» **STATED PROBLEM**
Repeat the records below exactly, leaving out any pictures.

Figure content listings

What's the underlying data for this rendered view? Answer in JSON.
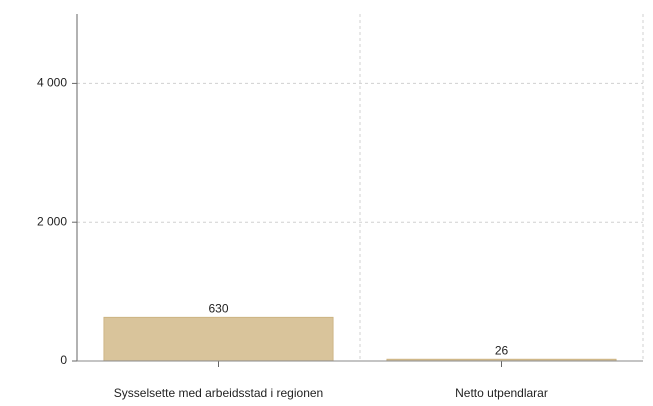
{
  "chart_data": {
    "type": "bar",
    "categories": [
      "Sysselsette med arbeidsstad i regionen",
      "Netto utpendlarar"
    ],
    "values": [
      630,
      26
    ],
    "color": "#d9c49b",
    "ylim": [
      0,
      5000
    ],
    "yticks": [
      0,
      {
        "value": 2000,
        "label": "2 000"
      },
      {
        "value": 4000,
        "label": "4 000"
      }
    ],
    "grid": true
  }
}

» **RESPONSE TO THIS TASK**
What's the underlying data for this rendered view? Answer in JSON.
{
  "chart_data": {
    "type": "bar",
    "categories": [
      "Sysselsette med arbeidsstad i regionen",
      "Netto utpendlarar"
    ],
    "values": [
      630,
      26
    ],
    "color": "#d9c49b",
    "ylim": [
      0,
      5000
    ],
    "yticks": [
      0,
      {
        "value": 2000,
        "label": "2 000"
      },
      {
        "value": 4000,
        "label": "4 000"
      }
    ],
    "grid": true
  }
}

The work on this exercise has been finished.